- [Provided data]
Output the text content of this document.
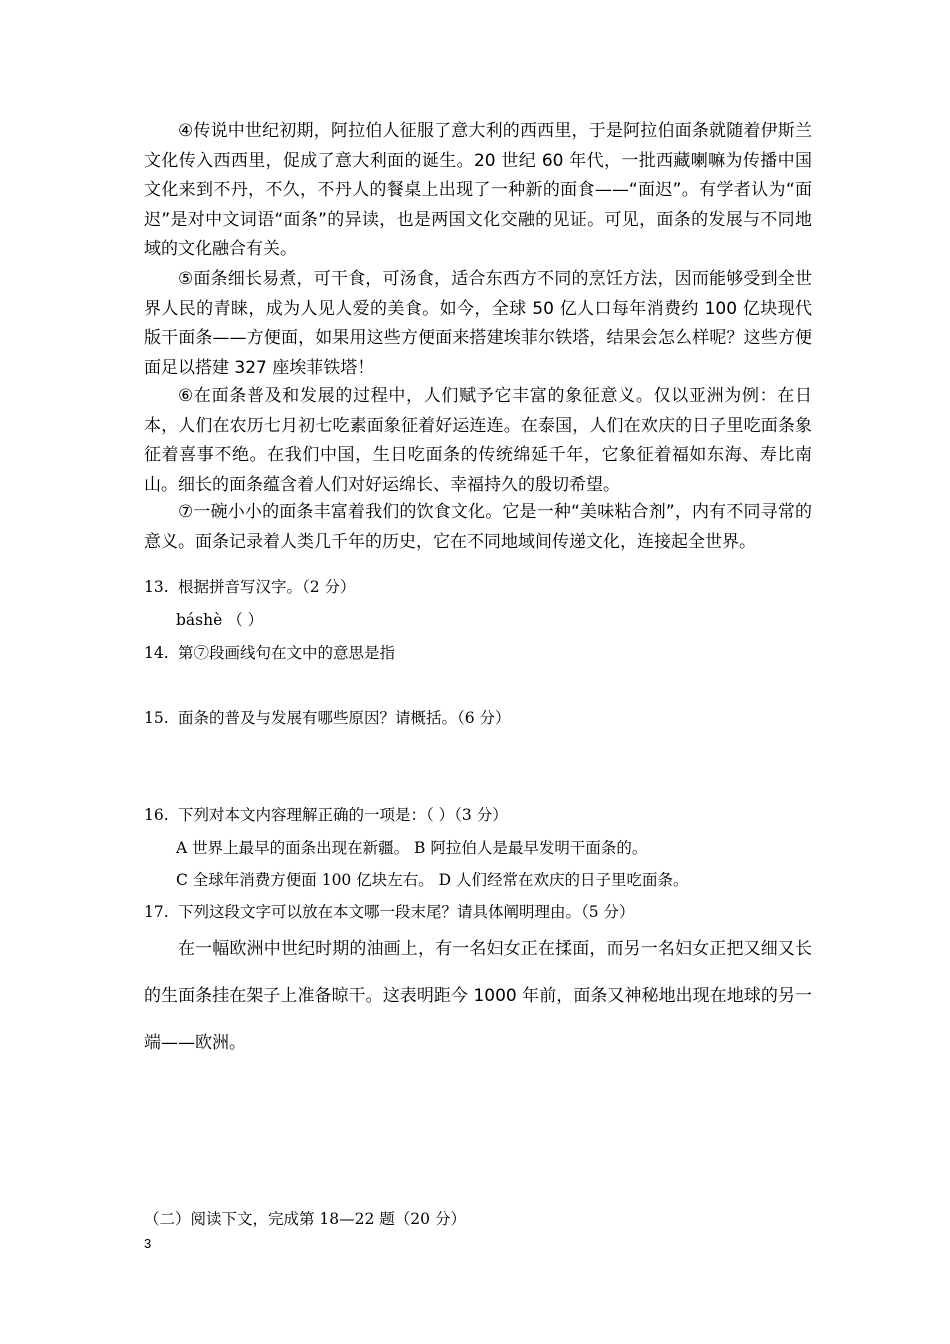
④传说中世纪初期，阿拉伯人征服了意大利的西西里，于是阿拉伯面条就随着伊斯兰文化传入西西里，促成了意大利面的诞生。20 世纪 60 年代，一批西藏喇嘛为传播中国文化来到不丹，不久，不丹人的餐桌上出现了一种新的面食——“面迟”。有学者认为“面迟”是对中文词语“面条”的异读，也是两国文化交融的见证。可见，面条的发展与不同地域的文化融合有关。

⑤面条细长易煮，可干食，可汤食，适合东西方不同的烹饪方法，因而能够受到全世界人民的青睐，成为人见人爱的美食。如今，全球 50 亿人口每年消费约 100 亿块现代版干面条——方便面，如果用这些方便面来搭建埃菲尔铁塔，结果会怎么样呢？这些方便面足以搭建 327 座埃菲铁塔！

⑥在面条普及和发展的过程中，人们赋予它丰富的象征意义。仅以亚洲为例：在日本，人们在农历七月初七吃素面象征着好运连连。在泰国，人们在欢庆的日子里吃面条象征着喜事不绝。在我们中国，生日吃面条的传统绵延千年，它象征着福如东海、寿比南山。细长的面条蕴含着人们对好运绵长、幸福持久的殷切希望。

⑦一碗小小的面条丰富着我们的饮食文化。它是一种“美味粘合剂”，内有不同寻常的意义。面条记录着人类几千年的历史，它在不同地域间传递文化，连接起全世界。

13. 根据拼音写汉字。（2 分）
báshè （ ）
14. 第⑦段画线句在文中的意思是指
15. 面条的普及与发展有哪些原因？请概括。（6 分）
16. 下列对本文内容理解正确的一项是：（ ）（3 分）
A 世界上最早的面条出现在新疆。 B 阿拉伯人是最早发明干面条的。
C 全球年消费方便面 100 亿块左右。 D 人们经常在欢庆的日子里吃面条。
17. 下列这段文字可以放在本文哪一段末尾？请具体阐明理由。（5 分）

在一幅欧洲中世纪时期的油画上，有一名妇女正在揉面，而另一名妇女正把又细又长的生面条挂在架子上准备晾干。这表明距今 1000 年前，面条又神秘地出现在地球的另一端——欧洲。

（二）阅读下文，完成第 18—22 题（20 分）
3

- [The task]
Make a verbatim copy of all the entries and strip out the pictures.

- [Problem solution]
Output the text content of this document.
④传说中世纪初期，阿拉伯人征服了意大利的西西里，于是阿拉伯面条就随着伊斯兰文化传入西西里，促成了意大利面的诞生。20 世纪 60 年代，一批西藏喇嘛为传播中国文化来到不丹，不久，不丹人的餐桌上出现了一种新的面食——“面迟”。有学者认为“面迟”是对中文词语“面条”的异读，也是两国文化交融的见证。可见，面条的发展与不同地域的文化融合有关。

⑤面条细长易煮，可干食，可汤食，适合东西方不同的烹饪方法，因而能够受到全世界人民的青睐，成为人见人爱的美食。如今，全球 50 亿人口每年消费约 100 亿块现代版干面条——方便面，如果用这些方便面来搭建埃菲尔铁塔，结果会怎么样呢？这些方便面足以搭建 327 座埃菲铁塔！

⑥在面条普及和发展的过程中，人们赋予它丰富的象征意义。仅以亚洲为例：在日本，人们在农历七月初七吃素面象征着好运连连。在泰国，人们在欢庆的日子里吃面条象征着喜事不绝。在我们中国，生日吃面条的传统绵延千年，它象征着福如东海、寿比南山。细长的面条蕴含着人们对好运绵长、幸福持久的殷切希望。

⑦一碗小小的面条丰富着我们的饮食文化。它是一种“美味粘合剂”，内有不同寻常的意义。面条记录着人类几千年的历史，它在不同地域间传递文化，连接起全世界。

13. 根据拼音写汉字。（2 分）
báshè （ ）
14. 第⑦段画线句在文中的意思是指
15. 面条的普及与发展有哪些原因？请概括。（6 分）
16. 下列对本文内容理解正确的一项是：（ ）（3 分）
A 世界上最早的面条出现在新疆。 B 阿拉伯人是最早发明干面条的。
C 全球年消费方便面 100 亿块左右。 D 人们经常在欢庆的日子里吃面条。
17. 下列这段文字可以放在本文哪一段末尾？请具体阐明理由。（5 分）

在一幅欧洲中世纪时期的油画上，有一名妇女正在揉面，而另一名妇女正把又细又长的生面条挂在架子上准备晾干。这表明距今 1000 年前，面条又神秘地出现在地球的另一端——欧洲。

（二）阅读下文，完成第 18—22 题（20 分）
3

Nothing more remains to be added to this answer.